**WHAT IS ASKED:**
Repeat the records below exactly, leaving out every picture.

[Items from a data source]
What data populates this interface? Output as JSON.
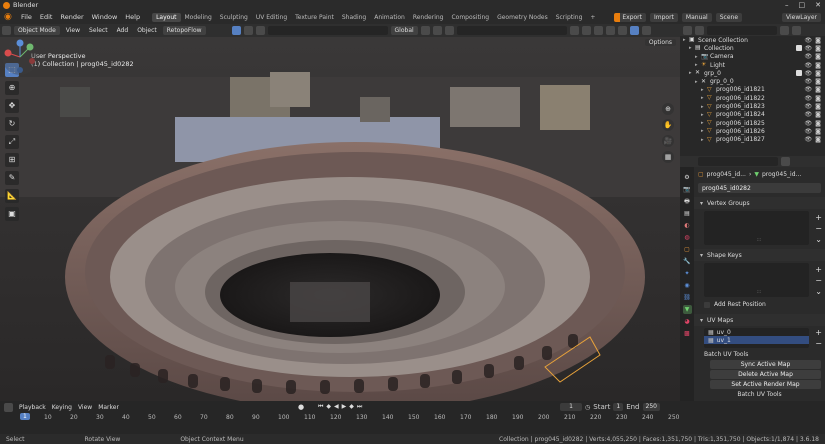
{
  "window": {
    "title": "Blender",
    "controls": [
      "–",
      "□",
      "✕"
    ]
  },
  "menu": {
    "items": [
      "File",
      "Edit",
      "Render",
      "Window",
      "Help"
    ],
    "workspaces": [
      "Layout",
      "Modeling",
      "Sculpting",
      "UV Editing",
      "Texture Paint",
      "Shading",
      "Animation",
      "Rendering",
      "Compositing",
      "Geometry Nodes",
      "Scripting",
      "+"
    ],
    "active_workspace": "Layout",
    "export": "Export",
    "import": "Import",
    "manual": "Manual",
    "scene": "Scene",
    "view_layer": "ViewLayer"
  },
  "viewport_header": {
    "mode": "Object Mode",
    "menus": [
      "View",
      "Select",
      "Add",
      "Object",
      "RetopoFlow"
    ],
    "transform": "Global",
    "options": "Options"
  },
  "viewport": {
    "perspective": "User Perspective",
    "collection_info": "(1) Collection | prog045_id0282"
  },
  "outliner": {
    "rows": [
      {
        "label": "Scene Collection",
        "icon": "scene-collection-icon",
        "indent": 0,
        "color": "#dddddd",
        "sel": false
      },
      {
        "label": "Collection",
        "icon": "collection-icon",
        "indent": 1,
        "color": "#dddddd",
        "sel": false
      },
      {
        "label": "Camera",
        "icon": "camera-icon",
        "indent": 2,
        "color": "#e8a23a",
        "sel": false
      },
      {
        "label": "Light",
        "icon": "light-icon",
        "indent": 2,
        "color": "#e8a23a",
        "sel": false
      },
      {
        "label": "grp_0",
        "icon": "empty-icon",
        "indent": 1,
        "color": "#dddddd",
        "sel": false
      },
      {
        "label": "grp_0_0",
        "icon": "empty-icon",
        "indent": 2,
        "color": "#dddddd",
        "sel": false
      },
      {
        "label": "prog006_id1821",
        "icon": "mesh-icon",
        "indent": 3,
        "color": "#e8a23a",
        "sel": false
      },
      {
        "label": "prog006_id1822",
        "icon": "mesh-icon",
        "indent": 3,
        "color": "#e8a23a",
        "sel": false
      },
      {
        "label": "prog006_id1823",
        "icon": "mesh-icon",
        "indent": 3,
        "color": "#e8a23a",
        "sel": false
      },
      {
        "label": "prog006_id1824",
        "icon": "mesh-icon",
        "indent": 3,
        "color": "#e8a23a",
        "sel": false
      },
      {
        "label": "prog006_id1825",
        "icon": "mesh-icon",
        "indent": 3,
        "color": "#e8a23a",
        "sel": false
      },
      {
        "label": "prog006_id1826",
        "icon": "mesh-icon",
        "indent": 3,
        "color": "#e8a23a",
        "sel": false
      },
      {
        "label": "prog006_id1827",
        "icon": "mesh-icon",
        "indent": 3,
        "color": "#e8a23a",
        "sel": false
      }
    ]
  },
  "properties": {
    "breadcrumb_object": "prog045_id...",
    "breadcrumb_mesh": "prog045_id...",
    "mesh_name": "prog045_id0282",
    "panels": {
      "vertex_groups": "Vertex Groups",
      "shape_keys": "Shape Keys",
      "add_rest_position": "Add Rest Position",
      "uv_maps": "UV Maps"
    },
    "uv_maps": [
      "uv_0",
      "uv_1"
    ],
    "batch_uv_tools": "Batch UV Tools",
    "buttons": [
      "Sync Active Map",
      "Delete Active Map",
      "Set Active Render Map"
    ],
    "batch_uv_tools_footer": "Batch UV Tools"
  },
  "timeline": {
    "menus": [
      "Playback",
      "Keying",
      "View",
      "Marker"
    ],
    "ticks": [
      "10",
      "20",
      "30",
      "40",
      "50",
      "60",
      "70",
      "80",
      "90",
      "100",
      "110",
      "120",
      "130",
      "140",
      "150",
      "160",
      "170",
      "180",
      "190",
      "200",
      "210",
      "220",
      "230",
      "240",
      "250"
    ],
    "current_frame": "1",
    "frame_field": "1",
    "start_label": "Start",
    "start": "1",
    "end_label": "End",
    "end": "250"
  },
  "statusbar": {
    "select": "Select",
    "rotate": "Rotate View",
    "context": "Object Context Menu",
    "stats": "Collection | prog045_id0282 | Verts:4,055,250 | Faces:1,351,750 | Tris:1,351,750 | Objects:1/1,874 | 3.6.18"
  }
}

**CORRECT RESULT:**
What data populates this interface? Output as JSON.
{
  "window": {
    "title": "Blender",
    "controls": [
      "–",
      "□",
      "✕"
    ]
  },
  "menu": {
    "items": [
      "File",
      "Edit",
      "Render",
      "Window",
      "Help"
    ],
    "workspaces": [
      "Layout",
      "Modeling",
      "Sculpting",
      "UV Editing",
      "Texture Paint",
      "Shading",
      "Animation",
      "Rendering",
      "Compositing",
      "Geometry Nodes",
      "Scripting",
      "+"
    ],
    "active_workspace": "Layout",
    "export": "Export",
    "import": "Import",
    "manual": "Manual",
    "scene": "Scene",
    "view_layer": "ViewLayer"
  },
  "viewport_header": {
    "mode": "Object Mode",
    "menus": [
      "View",
      "Select",
      "Add",
      "Object",
      "RetopoFlow"
    ],
    "transform": "Global",
    "options": "Options"
  },
  "viewport": {
    "perspective": "User Perspective",
    "collection_info": "(1) Collection | prog045_id0282"
  },
  "outliner": {
    "rows": [
      {
        "label": "Scene Collection",
        "icon": "scene-collection-icon",
        "indent": 0,
        "color": "#dddddd",
        "sel": false
      },
      {
        "label": "Collection",
        "icon": "collection-icon",
        "indent": 1,
        "color": "#dddddd",
        "sel": false
      },
      {
        "label": "Camera",
        "icon": "camera-icon",
        "indent": 2,
        "color": "#e8a23a",
        "sel": false
      },
      {
        "label": "Light",
        "icon": "light-icon",
        "indent": 2,
        "color": "#e8a23a",
        "sel": false
      },
      {
        "label": "grp_0",
        "icon": "empty-icon",
        "indent": 1,
        "color": "#dddddd",
        "sel": false
      },
      {
        "label": "grp_0_0",
        "icon": "empty-icon",
        "indent": 2,
        "color": "#dddddd",
        "sel": false
      },
      {
        "label": "prog006_id1821",
        "icon": "mesh-icon",
        "indent": 3,
        "color": "#e8a23a",
        "sel": false
      },
      {
        "label": "prog006_id1822",
        "icon": "mesh-icon",
        "indent": 3,
        "color": "#e8a23a",
        "sel": false
      },
      {
        "label": "prog006_id1823",
        "icon": "mesh-icon",
        "indent": 3,
        "color": "#e8a23a",
        "sel": false
      },
      {
        "label": "prog006_id1824",
        "icon": "mesh-icon",
        "indent": 3,
        "color": "#e8a23a",
        "sel": false
      },
      {
        "label": "prog006_id1825",
        "icon": "mesh-icon",
        "indent": 3,
        "color": "#e8a23a",
        "sel": false
      },
      {
        "label": "prog006_id1826",
        "icon": "mesh-icon",
        "indent": 3,
        "color": "#e8a23a",
        "sel": false
      },
      {
        "label": "prog006_id1827",
        "icon": "mesh-icon",
        "indent": 3,
        "color": "#e8a23a",
        "sel": false
      }
    ]
  },
  "properties": {
    "breadcrumb_object": "prog045_id...",
    "breadcrumb_mesh": "prog045_id...",
    "mesh_name": "prog045_id0282",
    "panels": {
      "vertex_groups": "Vertex Groups",
      "shape_keys": "Shape Keys",
      "add_rest_position": "Add Rest Position",
      "uv_maps": "UV Maps"
    },
    "uv_maps": [
      "uv_0",
      "uv_1"
    ],
    "batch_uv_tools": "Batch UV Tools",
    "buttons": [
      "Sync Active Map",
      "Delete Active Map",
      "Set Active Render Map"
    ],
    "batch_uv_tools_footer": "Batch UV Tools"
  },
  "timeline": {
    "menus": [
      "Playback",
      "Keying",
      "View",
      "Marker"
    ],
    "ticks": [
      "10",
      "20",
      "30",
      "40",
      "50",
      "60",
      "70",
      "80",
      "90",
      "100",
      "110",
      "120",
      "130",
      "140",
      "150",
      "160",
      "170",
      "180",
      "190",
      "200",
      "210",
      "220",
      "230",
      "240",
      "250"
    ],
    "current_frame": "1",
    "frame_field": "1",
    "start_label": "Start",
    "start": "1",
    "end_label": "End",
    "end": "250"
  },
  "statusbar": {
    "select": "Select",
    "rotate": "Rotate View",
    "context": "Object Context Menu",
    "stats": "Collection | prog045_id0282 | Verts:4,055,250 | Faces:1,351,750 | Tris:1,351,750 | Objects:1/1,874 | 3.6.18"
  }
}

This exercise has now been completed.